- Task details: Pick out each line of the records in which the word "JSON" appears.
--
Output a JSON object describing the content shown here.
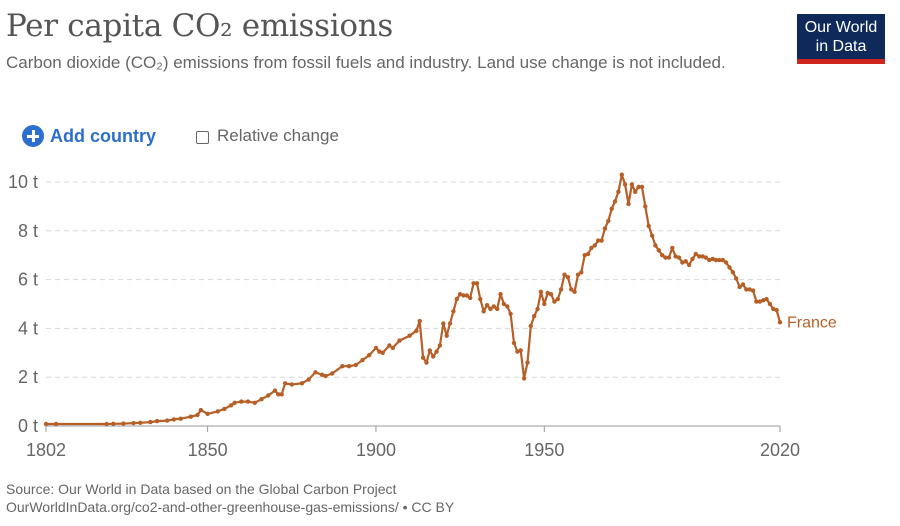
{
  "header": {
    "title": "Per capita CO₂ emissions",
    "subtitle": "Carbon dioxide (CO₂) emissions from fossil fuels and industry. Land use change is not included.",
    "logo_line1": "Our World",
    "logo_line2": "in Data"
  },
  "controls": {
    "add_country_label": "Add country",
    "relative_change_label": "Relative change",
    "relative_change_checked": false
  },
  "footer": {
    "source": "Source: Our World in Data based on the Global Carbon Project",
    "url_line": "OurWorldInData.org/co2-and-other-greenhouse-gas-emissions/ • CC BY"
  },
  "colors": {
    "series": "#b65f27",
    "logo_bg": "#0f2a5a",
    "logo_bar": "#ce261e",
    "accent": "#2c6fcf"
  },
  "chart_data": {
    "type": "line",
    "title": "Per capita CO₂ emissions",
    "xlabel": "",
    "ylabel": "",
    "xlim": [
      1802,
      2020
    ],
    "ylim": [
      0,
      10
    ],
    "x_ticks": [
      1802,
      1850,
      1900,
      1950,
      2020
    ],
    "y_ticks": [
      0,
      2,
      4,
      6,
      8,
      10
    ],
    "y_tick_labels": [
      "0 t",
      "2 t",
      "4 t",
      "6 t",
      "8 t",
      "10 t"
    ],
    "grid": "horizontal-dashed",
    "legend": "inline-end-label",
    "series": [
      {
        "name": "France",
        "x": [
          1802,
          1805,
          1820,
          1822,
          1825,
          1828,
          1830,
          1833,
          1835,
          1838,
          1840,
          1842,
          1845,
          1847,
          1848,
          1850,
          1853,
          1855,
          1857,
          1858,
          1860,
          1862,
          1864,
          1866,
          1868,
          1870,
          1871,
          1872,
          1873,
          1875,
          1878,
          1880,
          1882,
          1884,
          1885,
          1887,
          1890,
          1892,
          1894,
          1896,
          1898,
          1900,
          1901,
          1902,
          1904,
          1905,
          1907,
          1910,
          1912,
          1913,
          1914,
          1915,
          1916,
          1917,
          1918,
          1919,
          1920,
          1921,
          1922,
          1923,
          1924,
          1925,
          1926,
          1927,
          1928,
          1929,
          1930,
          1931,
          1932,
          1933,
          1934,
          1935,
          1936,
          1937,
          1938,
          1939,
          1940,
          1941,
          1942,
          1943,
          1944,
          1945,
          1946,
          1947,
          1948,
          1949,
          1950,
          1951,
          1952,
          1953,
          1954,
          1955,
          1956,
          1957,
          1958,
          1959,
          1960,
          1961,
          1962,
          1963,
          1964,
          1965,
          1966,
          1967,
          1968,
          1969,
          1970,
          1971,
          1972,
          1973,
          1974,
          1975,
          1976,
          1977,
          1978,
          1979,
          1980,
          1981,
          1982,
          1983,
          1984,
          1985,
          1986,
          1987,
          1988,
          1989,
          1990,
          1991,
          1992,
          1993,
          1994,
          1995,
          1996,
          1997,
          1998,
          1999,
          2000,
          2001,
          2002,
          2003,
          2004,
          2005,
          2006,
          2007,
          2008,
          2009,
          2010,
          2011,
          2012,
          2013,
          2014,
          2015,
          2016,
          2017,
          2018,
          2019,
          2020
        ],
        "values": [
          0.08,
          0.08,
          0.08,
          0.09,
          0.1,
          0.12,
          0.13,
          0.16,
          0.2,
          0.22,
          0.27,
          0.3,
          0.38,
          0.45,
          0.65,
          0.5,
          0.6,
          0.7,
          0.85,
          0.95,
          1.0,
          1.0,
          0.95,
          1.1,
          1.25,
          1.45,
          1.3,
          1.3,
          1.75,
          1.7,
          1.75,
          1.9,
          2.2,
          2.1,
          2.05,
          2.15,
          2.45,
          2.45,
          2.5,
          2.7,
          2.9,
          3.2,
          3.05,
          3.0,
          3.3,
          3.2,
          3.5,
          3.7,
          3.9,
          4.3,
          2.8,
          2.6,
          3.1,
          2.85,
          3.05,
          3.3,
          4.2,
          3.7,
          4.2,
          4.7,
          5.2,
          5.4,
          5.35,
          5.35,
          5.25,
          5.85,
          5.85,
          5.2,
          4.7,
          4.95,
          4.8,
          4.9,
          4.8,
          5.4,
          5.0,
          4.9,
          4.6,
          3.4,
          3.05,
          3.1,
          1.95,
          2.6,
          4.1,
          4.5,
          4.8,
          5.5,
          5.0,
          5.45,
          5.4,
          5.1,
          5.2,
          5.6,
          6.2,
          6.1,
          5.6,
          5.5,
          6.2,
          6.3,
          7.0,
          7.05,
          7.3,
          7.4,
          7.6,
          7.6,
          8.1,
          8.4,
          8.9,
          9.2,
          9.6,
          10.3,
          9.9,
          9.1,
          9.9,
          9.6,
          9.8,
          9.8,
          9.0,
          8.2,
          7.8,
          7.4,
          7.2,
          7.0,
          6.9,
          6.9,
          7.3,
          6.95,
          6.9,
          6.7,
          6.75,
          6.6,
          6.85,
          7.05,
          6.95,
          6.95,
          6.9,
          6.8,
          6.85,
          6.8,
          6.8,
          6.8,
          6.7,
          6.5,
          6.3,
          6.05,
          5.7,
          5.8,
          5.6,
          5.6,
          5.55,
          5.1,
          5.1,
          5.15,
          5.2,
          5.0,
          4.8,
          4.75,
          4.25
        ]
      }
    ]
  }
}
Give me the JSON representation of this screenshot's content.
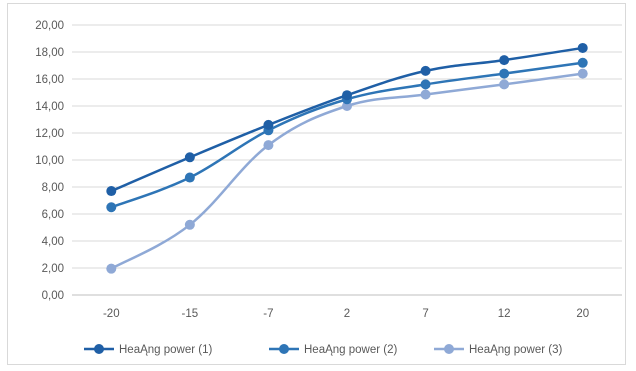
{
  "chart_data": {
    "type": "line",
    "title": "",
    "xlabel": "",
    "ylabel": "",
    "categories": [
      "-20",
      "-15",
      "-7",
      "2",
      "7",
      "12",
      "20"
    ],
    "ylim": [
      0,
      20
    ],
    "ytick_step": 2,
    "ytick_labels": [
      "0,00",
      "2,00",
      "4,00",
      "6,00",
      "8,00",
      "10,00",
      "12,00",
      "14,00",
      "16,00",
      "18,00",
      "20,00"
    ],
    "grid": true,
    "smooth": true,
    "legend_position": "bottom",
    "series": [
      {
        "name": "HeaĄng power (1)",
        "color": "#1f5fa6",
        "values": [
          7.7,
          10.2,
          12.6,
          14.8,
          16.6,
          17.4,
          18.3
        ]
      },
      {
        "name": "HeaĄng power (2)",
        "color": "#2e75b6",
        "values": [
          6.5,
          8.7,
          12.2,
          14.5,
          15.6,
          16.4,
          17.2
        ]
      },
      {
        "name": "HeaĄng power (3)",
        "color": "#8fa9d6",
        "values": [
          1.95,
          5.2,
          11.1,
          14.0,
          14.85,
          15.6,
          16.4
        ]
      }
    ]
  }
}
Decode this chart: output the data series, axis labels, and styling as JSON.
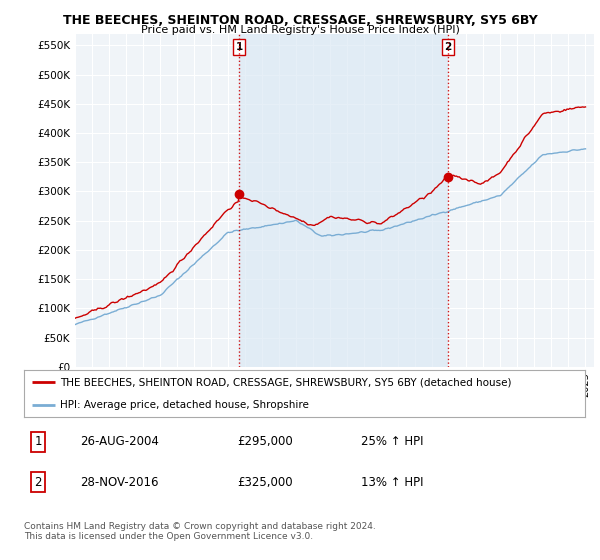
{
  "title": "THE BEECHES, SHEINTON ROAD, CRESSAGE, SHREWSBURY, SY5 6BY",
  "subtitle": "Price paid vs. HM Land Registry's House Price Index (HPI)",
  "legend_label_red": "THE BEECHES, SHEINTON ROAD, CRESSAGE, SHREWSBURY, SY5 6BY (detached house)",
  "legend_label_blue": "HPI: Average price, detached house, Shropshire",
  "footer": "Contains HM Land Registry data © Crown copyright and database right 2024.\nThis data is licensed under the Open Government Licence v3.0.",
  "transaction1_label": "1",
  "transaction1_date": "26-AUG-2004",
  "transaction1_price": "£295,000",
  "transaction1_pct": "25% ↑ HPI",
  "transaction2_label": "2",
  "transaction2_date": "28-NOV-2016",
  "transaction2_price": "£325,000",
  "transaction2_pct": "13% ↑ HPI",
  "red_color": "#cc0000",
  "blue_color": "#7aadd4",
  "blue_fill": "#dce9f5",
  "background_color": "#ffffff",
  "plot_bg_color": "#f0f4f8",
  "ylim": [
    0,
    570000
  ],
  "yticks": [
    0,
    50000,
    100000,
    150000,
    200000,
    250000,
    300000,
    350000,
    400000,
    450000,
    500000,
    550000
  ],
  "ytick_labels": [
    "£0",
    "£50K",
    "£100K",
    "£150K",
    "£200K",
    "£250K",
    "£300K",
    "£350K",
    "£400K",
    "£450K",
    "£500K",
    "£550K"
  ],
  "vline1_x": 2004.65,
  "vline2_x": 2016.91,
  "xmin": 1995.0,
  "xmax": 2025.5,
  "trans1_dot_y": 295000,
  "trans2_dot_y": 325000
}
--
- Exercise result:
Output a JSON object describing the content shown here.
Give me the JSON representation of this screenshot's content.
Decode this chart: output the data series, axis labels, and styling as JSON.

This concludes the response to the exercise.